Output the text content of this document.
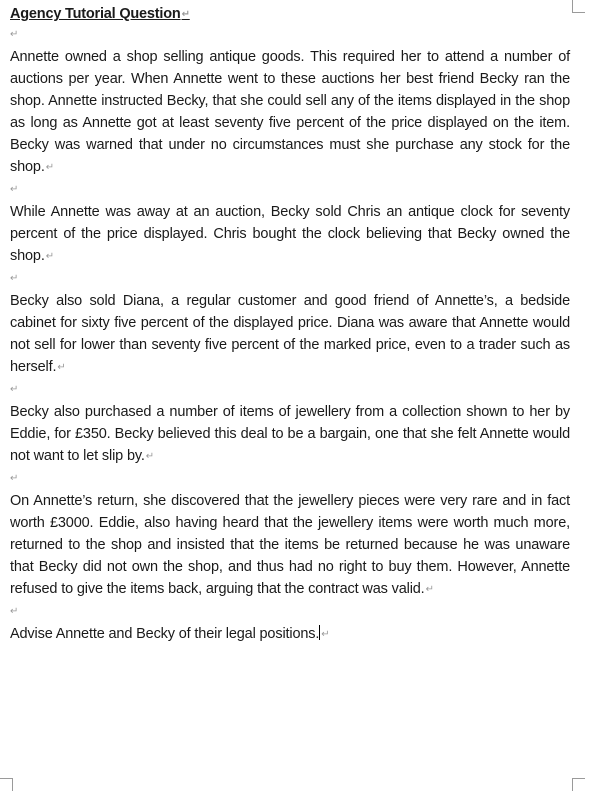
Agency Tutorial Question↵
↵
Annette owned a shop selling antique goods. This required her to attend a number of auctions per year. When Annette went to these auctions her best friend Becky ran the shop. Annette instructed Becky, that she could sell any of the items displayed in the shop as long as Annette got at least seventy five percent of the price displayed on the item. Becky was warned that under no circumstances must she purchase any stock for the shop.↵
↵
While Annette was away at an auction, Becky sold Chris an antique clock for seventy percent of the price displayed. Chris bought the clock believing that Becky owned the shop.↵
↵
Becky also sold Diana, a regular customer and good friend of Annette’s, a bedside cabinet for sixty five percent of the displayed price. Diana was aware that Annette would not sell for lower than seventy five percent of the marked price, even to a trader such as herself.↵
↵
Becky also purchased a number of items of jewellery from a collection shown to her by Eddie, for £350. Becky believed this deal to be a bargain, one that she felt Annette would not want to let slip by.↵
↵
On Annette’s return, she discovered that the jewellery pieces were very rare and in fact worth £3000. Eddie, also having heard that the jewellery items were worth much more, returned to the shop and insisted that the items be returned because he was unaware that Becky did not own the shop, and thus had no right to buy them. However, Annette refused to give the items back, arguing that the contract was valid.↵
↵
Advise Annette and Becky of their legal positions. ↵
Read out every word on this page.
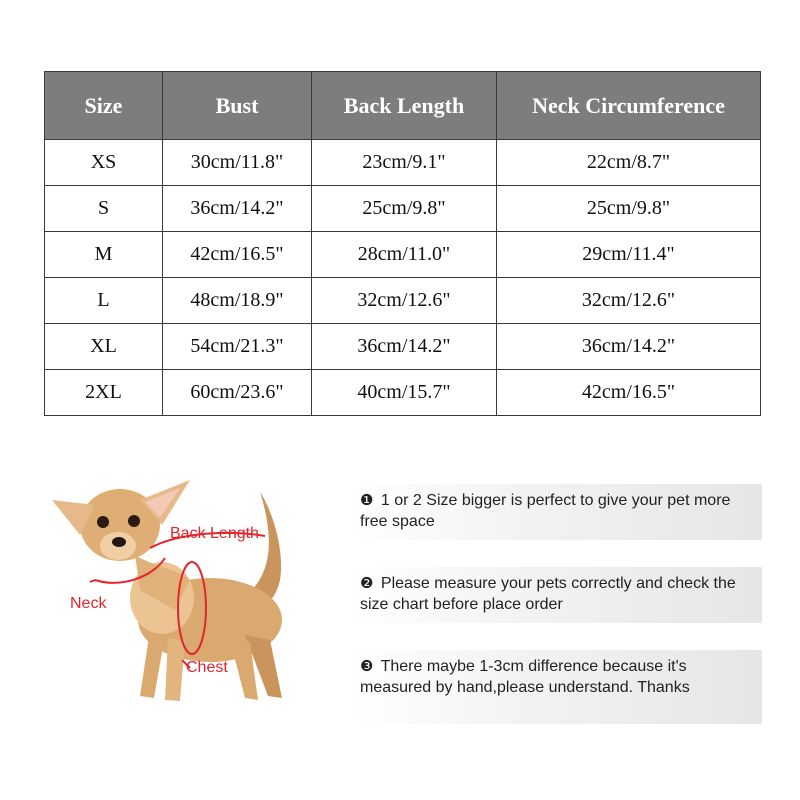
Size	Bust	Back Length	Neck Circumference
XS	30cm/11.8"	23cm/9.1"	22cm/8.7"
S	36cm/14.2"	25cm/9.8"	25cm/9.8"
M	42cm/16.5"	28cm/11.0"	29cm/11.4"
L	48cm/18.9"	32cm/12.6"	32cm/12.6"
XL	54cm/21.3"	36cm/14.2"	36cm/14.2"
2XL	60cm/23.6"	40cm/15.7"	42cm/16.5"
Back Length
Neck
Chest
❶ 1 or 2 Size bigger is perfect to give your pet more free space
❷ Please measure your pets correctly and check the size chart before place order
❸ There maybe 1-3cm difference because it's measured by hand,please understand. Thanks
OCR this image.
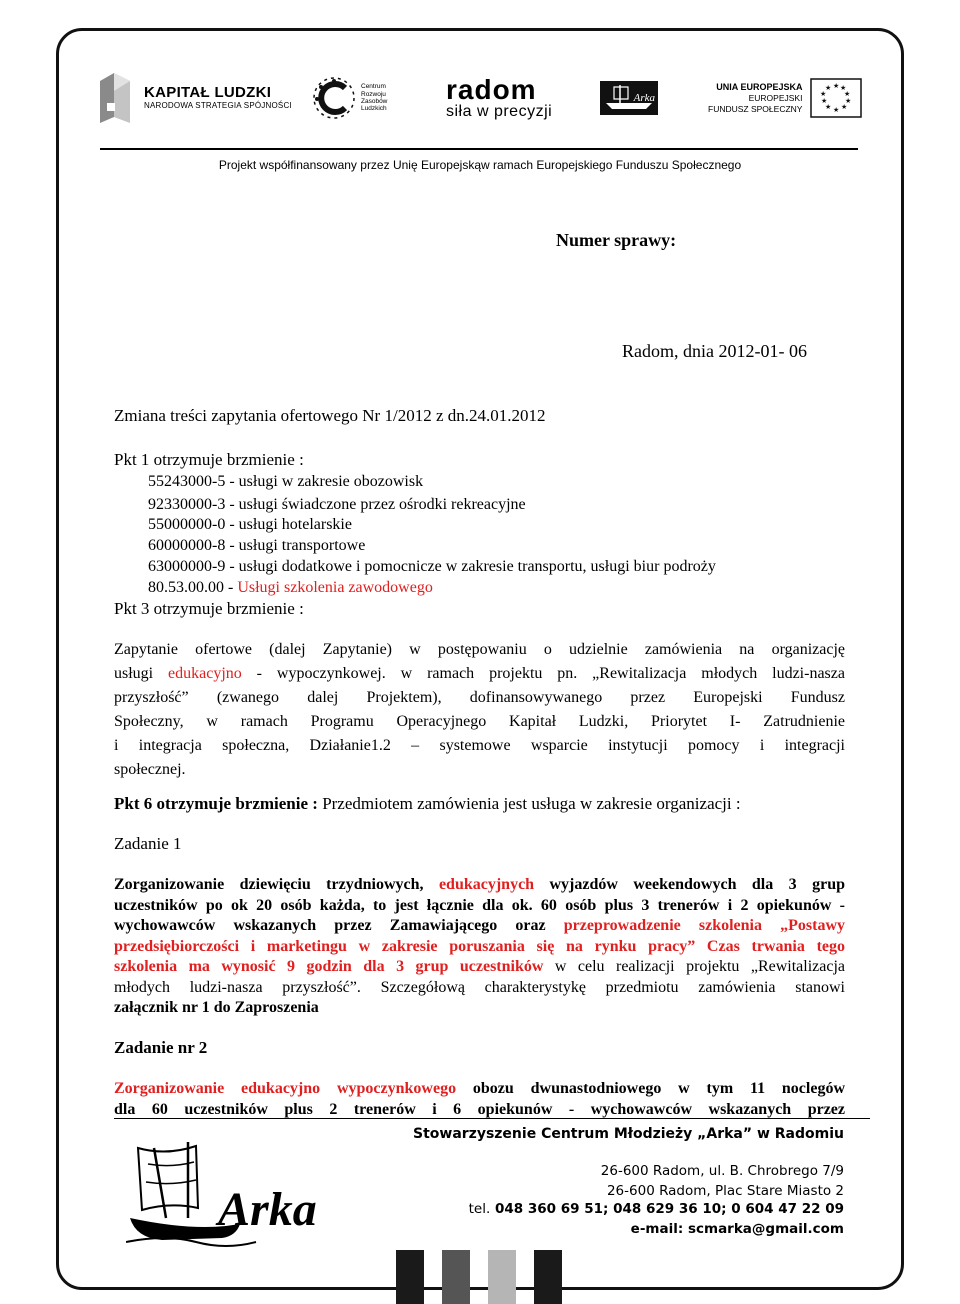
KAPITAŁ LUDZKI
NARODOWA STRATEGIA SPÓJNOŚCI
Centrum
Rozwoju
Zasobów
Ludzkich
radom
siła w precyzji
Arka
UNIA EUROPEJSKA
EUROPEJSKI
FUNDUSZ SPOŁECZNY
★ ★
★
★
★
★
★
★
★
★
Projekt współfinansowany przez Unię Europejskąw ramach Europejskiego Funduszu Społecznego
Numer sprawy:
Radom, dnia 2012-01- 06
Zmiana treści zapytania ofertowego Nr 1/2012 z dn.24.01.2012
Pkt 1 otrzymuje brzmienie :
55243000-5 - usługi w zakresie obozowisk
92330000-3 - usługi świadczone przez ośrodki rekreacyjne
55000000-0 - usługi hotelarskie
60000000-8 - usługi transportowe
63000000-9 - usługi dodatkowe i pomocnicze w zakresie transportu, usługi biur podroży
80.53.00.00 - Usługi szkolenia zawodowego
Pkt 3 otrzymuje brzmienie :
Zapytanie ofertowe (dalej Zapytanie) w postępowaniu o udzielnie zamówienia na organizację
usługi edukacyjno - wypoczynkowej. w ramach projektu pn. „Rewitalizacja młodych ludzi-nasza
przyszłość” (zwanego dalej Projektem), dofinansowywanego przez Europejski Fundusz
Społeczny, w ramach Programu Operacyjnego Kapitał Ludzki, Priorytet I- Zatrudnienie
i integracja społeczna, Działanie1.2 – systemowe wsparcie instytucji pomocy i integracji
społecznej.
Pkt 6 otrzymuje brzmienie : Przedmiotem zamówienia jest usługa w zakresie organizacji :
Zadanie 1
Zorganizowanie dziewięciu trzydniowych, edukacyjnych wyjazdów weekendowych dla 3 grup
uczestników po ok 20 osób każda, to jest łącznie dla ok. 60 osób plus 3 trenerów i 2 opiekunów -
wychowawców wskazanych przez Zamawiającego oraz przeprowadzenie szkolenia „Postawy
przedsiębiorczości i marketingu w zakresie poruszania się na rynku pracy” Czas trwania tego
szkolenia ma wynosić 9 godzin dla 3 grup uczestników w celu realizacji projektu „Rewitalizacja
młodych ludzi-nasza przyszłość”. Szczegółową charakterystykę przedmiotu zamówienia stanowi
załącznik nr 1 do Zaproszenia
Zadanie nr 2
Zorganizowanie edukacyjno wypoczynkowego obozu dwunastodniowego w tym 11 noclegów
dla 60 uczestników plus 2 trenerów i 6 opiekunów - wychowawców wskazanych przez
Arka
Stowarzyszenie Centrum Młodzieży „Arka” w Radomiu
26-600 Radom, ul. B. Chrobrego 7/9
26-600 Radom, Plac Stare Miasto 2
tel. 048 360 69 51; 048 629 36 10; 0 604 47 22 09
e-mail: scmarka@gmail.com
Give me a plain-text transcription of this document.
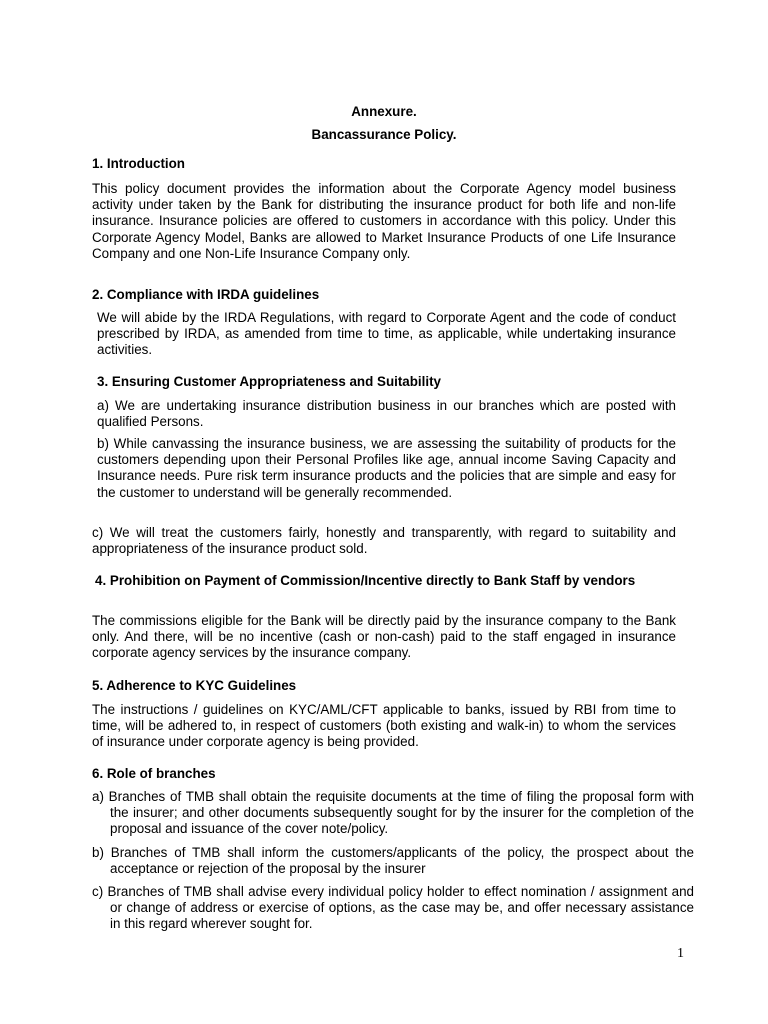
Annexure.
Bancassurance Policy.
1. Introduction
This policy document provides the information about the Corporate Agency model business activity under taken by the Bank for distributing the insurance product for both life and non-life insurance. Insurance policies are offered to customers in accordance with this policy. Under this Corporate Agency Model, Banks are allowed to Market Insurance Products of one Life Insurance Company and one Non-Life Insurance Company only.
2. Compliance with IRDA guidelines
We will abide by the IRDA Regulations, with regard to Corporate Agent and the code of conduct prescribed by IRDA, as amended from time to time, as applicable, while undertaking insurance activities.
3. Ensuring Customer Appropriateness and Suitability
a) We are undertaking insurance distribution business in our branches which are posted with qualified Persons.
b) While canvassing the insurance business, we are assessing the suitability of products for the customers depending upon their Personal Profiles like age, annual income Saving Capacity and Insurance needs. Pure risk term insurance products and the policies that are simple and easy for the customer to understand will be generally recommended.
c) We will treat the customers fairly, honestly and transparently, with regard to suitability and appropriateness of the insurance product sold.
4. Prohibition on Payment of Commission/Incentive directly to Bank Staff by vendors
The commissions eligible for the Bank will be directly paid by the insurance company to the Bank only. And there, will be no incentive (cash or non-cash) paid to the staff engaged in insurance corporate agency services by the insurance company.
5. Adherence to KYC Guidelines
The instructions / guidelines on KYC/AML/CFT applicable to banks, issued by RBI from time to time, will be adhered to, in respect of customers (both existing and walk-in) to whom the services of insurance under corporate agency is being provided.
6. Role of branches
a) Branches of TMB shall obtain the requisite documents at the time of filing the proposal form with the insurer; and other documents subsequently sought for by the insurer for the completion of the proposal and issuance of the cover note/policy.
b) Branches of TMB shall inform the customers/applicants of the policy, the prospect about the acceptance or rejection of the proposal by the insurer
c) Branches of TMB shall advise every individual policy holder to effect nomination / assignment and or change of address or exercise of options, as the case may be, and offer necessary assistance in this regard wherever sought for.
1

-------------------------

What you have to do: Pictures are to be left out; repeat all the remaining data exactly.

Solution for this task:
Output the text content of this document.
Agency Tutorial Question↵
↵
Annette owned a shop selling antique goods. This required her to attend a number of auctions per year. When Annette went to these auctions her best friend Becky ran the shop. Annette instructed Becky, that she could sell any of the items displayed in the shop as long as Annette got at least seventy five percent of the price displayed on the item. Becky was warned that under no circumstances must she purchase any stock for the shop.↵
↵
While Annette was away at an auction, Becky sold Chris an antique clock for seventy percent of the price displayed. Chris bought the clock believing that Becky owned the shop.↵
↵
Becky also sold Diana, a regular customer and good friend of Annette’s, a bedside cabinet for sixty five percent of the displayed price. Diana was aware that Annette would not sell for lower than seventy five percent of the marked price, even to a trader such as herself.↵
↵
Becky also purchased a number of items of jewellery from a collection shown to her by Eddie, for £350. Becky believed this deal to be a bargain, one that she felt Annette would not want to let slip by.↵
↵
On Annette’s return, she discovered that the jewellery pieces were very rare and in fact worth £3000. Eddie, also having heard that the jewellery items were worth much more, returned to the shop and insisted that the items be returned because he was unaware that Becky did not own the shop, and thus had no right to buy them. However, Annette refused to give the items back, arguing that the contract was valid.↵
↵
Advise Annette and Becky of their legal positions. ↵
Read out every word on this page.
Size	Bust	Back Length	Neck Circumference
XS	30cm/11.8"	23cm/9.1"	22cm/8.7"
S	36cm/14.2"	25cm/9.8"	25cm/9.8"
M	42cm/16.5"	28cm/11.0"	29cm/11.4"
L	48cm/18.9"	32cm/12.6"	32cm/12.6"
XL	54cm/21.3"	36cm/14.2"	36cm/14.2"
2XL	60cm/23.6"	40cm/15.7"	42cm/16.5"
Back Length
Neck
Chest
❶ 1 or 2 Size bigger is perfect to give your pet more free space
❷ Please measure your pets correctly and check the size chart before place order
❸ There maybe 1-3cm difference because it's measured by hand,please understand. Thanks
OCR this image.
KAPITAŁ LUDZKI
NARODOWA STRATEGIA SPÓJNOŚCI
Centrum
Rozwoju
Zasobów
Ludzkich
radom
siła w precyzji
Arka
UNIA EUROPEJSKA
EUROPEJSKI
FUNDUSZ SPOŁECZNY
★ ★
★
★
★
★
★
★
★
★
Projekt współfinansowany przez Unię Europejskąw ramach Europejskiego Funduszu Społecznego
Numer sprawy:
Radom, dnia 2012-01- 06
Zmiana treści zapytania ofertowego Nr 1/2012 z dn.24.01.2012
Pkt 1 otrzymuje brzmienie :
55243000-5 - usługi w zakresie obozowisk
92330000-3 - usługi świadczone przez ośrodki rekreacyjne
55000000-0 - usługi hotelarskie
60000000-8 - usługi transportowe
63000000-9 - usługi dodatkowe i pomocnicze w zakresie transportu, usługi biur podroży
80.53.00.00 - Usługi szkolenia zawodowego
Pkt 3 otrzymuje brzmienie :
Zapytanie ofertowe (dalej Zapytanie) w postępowaniu o udzielnie zamówienia na organizację
usługi edukacyjno - wypoczynkowej. w ramach projektu pn. „Rewitalizacja młodych ludzi-nasza
przyszłość” (zwanego dalej Projektem), dofinansowywanego przez Europejski Fundusz
Społeczny, w ramach Programu Operacyjnego Kapitał Ludzki, Priorytet I- Zatrudnienie
i integracja społeczna, Działanie1.2 – systemowe wsparcie instytucji pomocy i integracji
społecznej.
Pkt 6 otrzymuje brzmienie : Przedmiotem zamówienia jest usługa w zakresie organizacji :
Zadanie 1
Zorganizowanie dziewięciu trzydniowych, edukacyjnych wyjazdów weekendowych dla 3 grup
uczestników po ok 20 osób każda, to jest łącznie dla ok. 60 osób plus 3 trenerów i 2 opiekunów -
wychowawców wskazanych przez Zamawiającego oraz przeprowadzenie szkolenia „Postawy
przedsiębiorczości i marketingu w zakresie poruszania się na rynku pracy” Czas trwania tego
szkolenia ma wynosić 9 godzin dla 3 grup uczestników w celu realizacji projektu „Rewitalizacja
młodych ludzi-nasza przyszłość”. Szczegółową charakterystykę przedmiotu zamówienia stanowi
załącznik nr 1 do Zaproszenia
Zadanie nr 2
Zorganizowanie edukacyjno wypoczynkowego obozu dwunastodniowego w tym 11 noclegów
dla 60 uczestników plus 2 trenerów i 6 opiekunów - wychowawców wskazanych przez
Arka
Stowarzyszenie Centrum Młodzieży „Arka” w Radomiu
26-600 Radom, ul. B. Chrobrego 7/9
26-600 Radom, Plac Stare Miasto 2
tel. 048 360 69 51; 048 629 36 10; 0 604 47 22 09
e-mail: scmarka@gmail.com
Give me a plain-text transcription of this document.
Annexure.
Bancassurance Policy.
1. Introduction
This policy document provides the information about the Corporate Agency model business activity under taken by the Bank for distributing the insurance product for both life and non-life insurance. Insurance policies are offered to customers in accordance with this policy. Under this Corporate Agency Model, Banks are allowed to Market Insurance Products of one Life Insurance Company and one Non-Life Insurance Company only.
2. Compliance with IRDA guidelines
We will abide by the IRDA Regulations, with regard to Corporate Agent and the code of conduct prescribed by IRDA, as amended from time to time, as applicable, while undertaking insurance activities.
3. Ensuring Customer Appropriateness and Suitability
a) We are undertaking insurance distribution business in our branches which are posted with qualified Persons.
b) While canvassing the insurance business, we are assessing the suitability of products for the customers depending upon their Personal Profiles like age, annual income Saving Capacity and Insurance needs. Pure risk term insurance products and the policies that are simple and easy for the customer to understand will be generally recommended.
c) We will treat the customers fairly, honestly and transparently, with regard to suitability and appropriateness of the insurance product sold.
4. Prohibition on Payment of Commission/Incentive directly to Bank Staff by vendors
The commissions eligible for the Bank will be directly paid by the insurance company to the Bank only. And there, will be no incentive (cash or non-cash) paid to the staff engaged in insurance corporate agency services by the insurance company.
5. Adherence to KYC Guidelines
The instructions / guidelines on KYC/AML/CFT applicable to banks, issued by RBI from time to time, will be adhered to, in respect of customers (both existing and walk-in) to whom the services of insurance under corporate agency is being provided.
6. Role of branches
a) Branches of TMB shall obtain the requisite documents at the time of filing the proposal form with the insurer; and other documents subsequently sought for by the insurer for the completion of the proposal and issuance of the cover note/policy.
b) Branches of TMB shall inform the customers/applicants of the policy, the prospect about the acceptance or rejection of the proposal by the insurer
c) Branches of TMB shall advise every individual policy holder to effect nomination / assignment and or change of address or exercise of options, as the case may be, and offer necessary assistance in this regard wherever sought for.
1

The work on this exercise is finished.